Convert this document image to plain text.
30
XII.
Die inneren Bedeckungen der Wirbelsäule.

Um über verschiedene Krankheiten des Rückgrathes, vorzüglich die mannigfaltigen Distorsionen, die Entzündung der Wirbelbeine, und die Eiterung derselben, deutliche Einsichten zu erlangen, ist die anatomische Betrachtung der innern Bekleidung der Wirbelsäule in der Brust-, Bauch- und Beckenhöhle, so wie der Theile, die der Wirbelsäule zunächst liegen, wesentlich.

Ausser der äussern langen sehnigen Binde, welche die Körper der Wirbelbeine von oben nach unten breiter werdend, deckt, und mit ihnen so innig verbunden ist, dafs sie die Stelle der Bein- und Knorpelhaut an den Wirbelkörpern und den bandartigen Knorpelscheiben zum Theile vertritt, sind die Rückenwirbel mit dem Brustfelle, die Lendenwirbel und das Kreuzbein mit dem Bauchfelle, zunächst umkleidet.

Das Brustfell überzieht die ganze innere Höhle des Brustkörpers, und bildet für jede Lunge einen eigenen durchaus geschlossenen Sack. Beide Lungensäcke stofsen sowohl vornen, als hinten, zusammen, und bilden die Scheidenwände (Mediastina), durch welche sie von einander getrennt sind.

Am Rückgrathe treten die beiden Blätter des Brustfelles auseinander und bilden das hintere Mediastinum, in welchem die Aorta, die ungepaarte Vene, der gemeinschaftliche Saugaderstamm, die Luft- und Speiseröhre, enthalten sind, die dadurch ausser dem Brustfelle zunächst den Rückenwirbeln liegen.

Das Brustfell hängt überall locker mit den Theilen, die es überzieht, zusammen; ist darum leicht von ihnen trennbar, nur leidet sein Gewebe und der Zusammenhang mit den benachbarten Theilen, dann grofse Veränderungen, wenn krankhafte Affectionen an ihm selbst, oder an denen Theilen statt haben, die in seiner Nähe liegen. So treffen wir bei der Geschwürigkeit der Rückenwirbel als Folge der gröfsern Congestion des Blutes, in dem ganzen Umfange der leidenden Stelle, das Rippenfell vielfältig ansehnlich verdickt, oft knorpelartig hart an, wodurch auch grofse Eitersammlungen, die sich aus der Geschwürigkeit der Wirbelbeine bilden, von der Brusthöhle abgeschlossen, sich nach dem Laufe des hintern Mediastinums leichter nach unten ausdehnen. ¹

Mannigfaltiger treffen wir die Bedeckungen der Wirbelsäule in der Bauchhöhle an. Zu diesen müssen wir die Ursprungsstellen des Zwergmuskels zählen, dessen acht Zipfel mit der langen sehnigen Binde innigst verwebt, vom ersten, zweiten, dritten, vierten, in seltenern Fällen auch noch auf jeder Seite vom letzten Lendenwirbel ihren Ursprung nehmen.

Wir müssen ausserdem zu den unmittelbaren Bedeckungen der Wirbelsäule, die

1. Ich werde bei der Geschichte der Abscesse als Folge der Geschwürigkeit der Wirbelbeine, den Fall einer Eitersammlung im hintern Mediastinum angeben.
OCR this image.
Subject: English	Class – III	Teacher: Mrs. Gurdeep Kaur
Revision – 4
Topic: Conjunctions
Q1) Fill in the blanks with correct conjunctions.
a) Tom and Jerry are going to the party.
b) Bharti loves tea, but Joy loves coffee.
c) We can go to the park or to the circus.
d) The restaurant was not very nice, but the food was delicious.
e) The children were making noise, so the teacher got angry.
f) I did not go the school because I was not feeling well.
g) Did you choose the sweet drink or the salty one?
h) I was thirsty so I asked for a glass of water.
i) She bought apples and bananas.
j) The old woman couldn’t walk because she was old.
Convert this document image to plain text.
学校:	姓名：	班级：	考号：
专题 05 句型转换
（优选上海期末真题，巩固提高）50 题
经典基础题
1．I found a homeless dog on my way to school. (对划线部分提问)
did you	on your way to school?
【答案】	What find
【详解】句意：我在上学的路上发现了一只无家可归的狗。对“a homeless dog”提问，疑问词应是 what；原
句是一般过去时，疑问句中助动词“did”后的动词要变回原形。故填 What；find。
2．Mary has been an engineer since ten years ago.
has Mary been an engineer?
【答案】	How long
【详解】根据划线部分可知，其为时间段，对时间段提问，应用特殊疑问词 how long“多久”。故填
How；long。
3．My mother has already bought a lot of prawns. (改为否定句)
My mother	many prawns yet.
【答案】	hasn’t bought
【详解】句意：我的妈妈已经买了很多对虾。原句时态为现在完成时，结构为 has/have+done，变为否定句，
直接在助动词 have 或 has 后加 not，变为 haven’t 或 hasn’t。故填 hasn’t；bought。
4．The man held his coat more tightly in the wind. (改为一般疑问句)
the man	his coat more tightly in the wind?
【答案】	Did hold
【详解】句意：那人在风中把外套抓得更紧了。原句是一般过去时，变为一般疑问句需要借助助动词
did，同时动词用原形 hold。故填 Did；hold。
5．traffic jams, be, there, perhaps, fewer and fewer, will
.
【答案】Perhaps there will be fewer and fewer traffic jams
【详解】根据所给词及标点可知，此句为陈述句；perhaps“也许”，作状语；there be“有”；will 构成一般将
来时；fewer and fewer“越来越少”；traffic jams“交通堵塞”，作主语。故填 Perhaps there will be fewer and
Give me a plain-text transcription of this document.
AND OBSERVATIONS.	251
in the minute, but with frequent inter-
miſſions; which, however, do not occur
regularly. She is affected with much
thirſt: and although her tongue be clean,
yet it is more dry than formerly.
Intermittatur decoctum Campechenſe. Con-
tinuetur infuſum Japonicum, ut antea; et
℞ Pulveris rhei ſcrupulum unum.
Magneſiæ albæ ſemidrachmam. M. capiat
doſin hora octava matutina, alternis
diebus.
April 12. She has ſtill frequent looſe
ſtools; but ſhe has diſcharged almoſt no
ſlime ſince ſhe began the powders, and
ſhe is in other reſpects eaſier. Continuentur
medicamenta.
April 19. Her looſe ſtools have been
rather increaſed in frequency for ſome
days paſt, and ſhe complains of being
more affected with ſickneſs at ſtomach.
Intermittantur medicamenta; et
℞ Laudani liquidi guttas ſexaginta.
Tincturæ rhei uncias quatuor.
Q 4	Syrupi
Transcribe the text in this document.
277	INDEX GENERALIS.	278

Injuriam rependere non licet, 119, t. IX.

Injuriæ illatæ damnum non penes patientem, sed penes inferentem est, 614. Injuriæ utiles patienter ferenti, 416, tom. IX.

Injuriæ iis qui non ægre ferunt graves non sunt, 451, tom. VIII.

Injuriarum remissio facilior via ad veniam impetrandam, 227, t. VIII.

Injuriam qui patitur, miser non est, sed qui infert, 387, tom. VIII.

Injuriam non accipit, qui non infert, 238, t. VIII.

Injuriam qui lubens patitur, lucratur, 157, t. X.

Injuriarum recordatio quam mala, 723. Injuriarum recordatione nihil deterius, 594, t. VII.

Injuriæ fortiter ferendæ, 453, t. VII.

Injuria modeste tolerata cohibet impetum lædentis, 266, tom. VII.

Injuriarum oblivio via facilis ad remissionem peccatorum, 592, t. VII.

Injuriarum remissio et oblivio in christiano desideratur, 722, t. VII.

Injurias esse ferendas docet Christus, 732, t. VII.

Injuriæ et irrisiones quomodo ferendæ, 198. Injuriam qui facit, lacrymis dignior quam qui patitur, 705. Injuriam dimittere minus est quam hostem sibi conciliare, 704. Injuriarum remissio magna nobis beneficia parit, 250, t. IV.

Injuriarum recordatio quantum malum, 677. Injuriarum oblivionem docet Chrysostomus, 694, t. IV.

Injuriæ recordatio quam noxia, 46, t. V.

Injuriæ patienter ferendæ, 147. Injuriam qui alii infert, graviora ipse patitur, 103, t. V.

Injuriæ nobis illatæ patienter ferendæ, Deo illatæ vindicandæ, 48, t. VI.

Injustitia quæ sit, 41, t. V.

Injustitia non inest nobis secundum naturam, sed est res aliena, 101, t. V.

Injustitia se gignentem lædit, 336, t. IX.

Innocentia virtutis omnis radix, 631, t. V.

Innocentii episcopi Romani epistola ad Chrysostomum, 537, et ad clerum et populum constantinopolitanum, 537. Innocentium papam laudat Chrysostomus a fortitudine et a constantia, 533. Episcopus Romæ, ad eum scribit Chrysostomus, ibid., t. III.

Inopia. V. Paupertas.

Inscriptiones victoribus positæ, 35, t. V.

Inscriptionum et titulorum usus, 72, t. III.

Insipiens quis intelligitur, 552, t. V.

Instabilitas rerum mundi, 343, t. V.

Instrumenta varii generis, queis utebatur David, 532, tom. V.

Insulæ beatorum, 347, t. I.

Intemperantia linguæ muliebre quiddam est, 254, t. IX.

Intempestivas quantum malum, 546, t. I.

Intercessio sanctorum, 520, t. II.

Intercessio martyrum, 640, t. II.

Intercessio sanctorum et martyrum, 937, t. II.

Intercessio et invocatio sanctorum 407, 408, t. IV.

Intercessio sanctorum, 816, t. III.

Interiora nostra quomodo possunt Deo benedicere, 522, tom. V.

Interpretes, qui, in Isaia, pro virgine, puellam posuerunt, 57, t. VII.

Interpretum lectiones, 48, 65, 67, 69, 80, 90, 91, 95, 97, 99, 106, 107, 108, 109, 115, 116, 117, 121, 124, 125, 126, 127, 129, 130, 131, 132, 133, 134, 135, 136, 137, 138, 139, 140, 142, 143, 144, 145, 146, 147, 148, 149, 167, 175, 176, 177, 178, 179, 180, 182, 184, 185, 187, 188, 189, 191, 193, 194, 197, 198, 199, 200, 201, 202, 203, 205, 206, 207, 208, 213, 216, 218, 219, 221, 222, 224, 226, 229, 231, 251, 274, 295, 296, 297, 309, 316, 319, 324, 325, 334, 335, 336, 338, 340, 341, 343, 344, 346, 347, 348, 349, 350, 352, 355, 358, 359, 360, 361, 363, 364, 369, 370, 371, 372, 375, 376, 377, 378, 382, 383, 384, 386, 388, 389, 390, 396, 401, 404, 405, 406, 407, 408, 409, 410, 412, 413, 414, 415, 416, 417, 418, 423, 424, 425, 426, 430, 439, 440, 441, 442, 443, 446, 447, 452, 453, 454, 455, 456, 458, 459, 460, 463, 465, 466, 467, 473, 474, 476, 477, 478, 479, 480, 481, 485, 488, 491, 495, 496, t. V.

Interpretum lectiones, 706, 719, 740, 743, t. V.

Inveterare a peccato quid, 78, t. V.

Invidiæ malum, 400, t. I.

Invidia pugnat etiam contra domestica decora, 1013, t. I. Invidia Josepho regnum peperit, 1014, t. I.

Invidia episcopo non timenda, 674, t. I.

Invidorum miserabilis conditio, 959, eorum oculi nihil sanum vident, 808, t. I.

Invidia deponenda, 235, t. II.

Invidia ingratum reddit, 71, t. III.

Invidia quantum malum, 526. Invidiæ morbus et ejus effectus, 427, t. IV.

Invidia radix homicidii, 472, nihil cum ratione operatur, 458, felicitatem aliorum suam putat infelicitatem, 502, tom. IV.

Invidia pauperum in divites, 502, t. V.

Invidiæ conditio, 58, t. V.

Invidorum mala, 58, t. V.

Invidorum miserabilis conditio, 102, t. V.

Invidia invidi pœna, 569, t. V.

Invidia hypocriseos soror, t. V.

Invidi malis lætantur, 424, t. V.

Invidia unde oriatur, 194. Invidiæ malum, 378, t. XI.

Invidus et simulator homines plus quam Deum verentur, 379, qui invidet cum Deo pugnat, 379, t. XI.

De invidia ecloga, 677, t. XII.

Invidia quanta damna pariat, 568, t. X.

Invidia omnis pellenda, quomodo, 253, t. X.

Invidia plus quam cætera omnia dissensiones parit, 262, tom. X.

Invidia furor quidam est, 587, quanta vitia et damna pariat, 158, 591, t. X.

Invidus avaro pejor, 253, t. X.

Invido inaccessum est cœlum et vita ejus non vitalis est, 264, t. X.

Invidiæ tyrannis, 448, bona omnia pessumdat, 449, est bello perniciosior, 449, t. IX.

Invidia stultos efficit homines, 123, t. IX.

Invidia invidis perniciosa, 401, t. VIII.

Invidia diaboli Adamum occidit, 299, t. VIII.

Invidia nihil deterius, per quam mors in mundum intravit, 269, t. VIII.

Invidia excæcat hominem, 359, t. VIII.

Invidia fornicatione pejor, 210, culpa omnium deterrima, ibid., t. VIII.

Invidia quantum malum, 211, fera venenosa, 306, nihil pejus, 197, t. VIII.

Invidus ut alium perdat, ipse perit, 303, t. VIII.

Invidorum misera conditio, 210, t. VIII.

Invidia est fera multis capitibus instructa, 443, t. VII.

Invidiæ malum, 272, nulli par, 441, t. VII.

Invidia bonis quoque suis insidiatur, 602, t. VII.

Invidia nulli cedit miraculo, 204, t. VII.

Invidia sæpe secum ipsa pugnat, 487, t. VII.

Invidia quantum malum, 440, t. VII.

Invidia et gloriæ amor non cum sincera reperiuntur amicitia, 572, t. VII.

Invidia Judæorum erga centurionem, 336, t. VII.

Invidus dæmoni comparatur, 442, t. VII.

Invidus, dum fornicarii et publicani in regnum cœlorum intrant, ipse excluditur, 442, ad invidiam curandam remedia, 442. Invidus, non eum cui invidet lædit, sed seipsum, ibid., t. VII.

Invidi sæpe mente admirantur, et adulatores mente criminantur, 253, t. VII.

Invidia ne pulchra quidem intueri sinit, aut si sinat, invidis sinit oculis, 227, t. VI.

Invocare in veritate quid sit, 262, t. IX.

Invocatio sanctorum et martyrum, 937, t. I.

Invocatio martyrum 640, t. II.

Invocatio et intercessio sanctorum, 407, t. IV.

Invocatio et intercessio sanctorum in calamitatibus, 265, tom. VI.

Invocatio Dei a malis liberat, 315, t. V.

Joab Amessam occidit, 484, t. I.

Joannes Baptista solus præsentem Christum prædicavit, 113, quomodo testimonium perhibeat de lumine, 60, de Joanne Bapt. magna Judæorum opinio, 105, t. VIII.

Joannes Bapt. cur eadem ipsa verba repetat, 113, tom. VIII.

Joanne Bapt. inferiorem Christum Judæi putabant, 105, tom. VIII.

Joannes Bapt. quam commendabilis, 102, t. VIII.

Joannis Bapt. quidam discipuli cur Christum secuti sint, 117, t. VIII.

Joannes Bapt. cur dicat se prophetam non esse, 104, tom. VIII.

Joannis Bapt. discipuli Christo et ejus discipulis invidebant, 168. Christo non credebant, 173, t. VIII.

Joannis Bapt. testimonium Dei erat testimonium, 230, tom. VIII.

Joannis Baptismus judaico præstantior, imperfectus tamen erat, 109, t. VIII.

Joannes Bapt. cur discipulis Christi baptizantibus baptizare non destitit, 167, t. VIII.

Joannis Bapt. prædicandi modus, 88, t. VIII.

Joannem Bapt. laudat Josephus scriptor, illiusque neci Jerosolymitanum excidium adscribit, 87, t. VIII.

§ §

» **Your task**
Report only the number of lines that hold the word "martyrum".

» **Solution**
4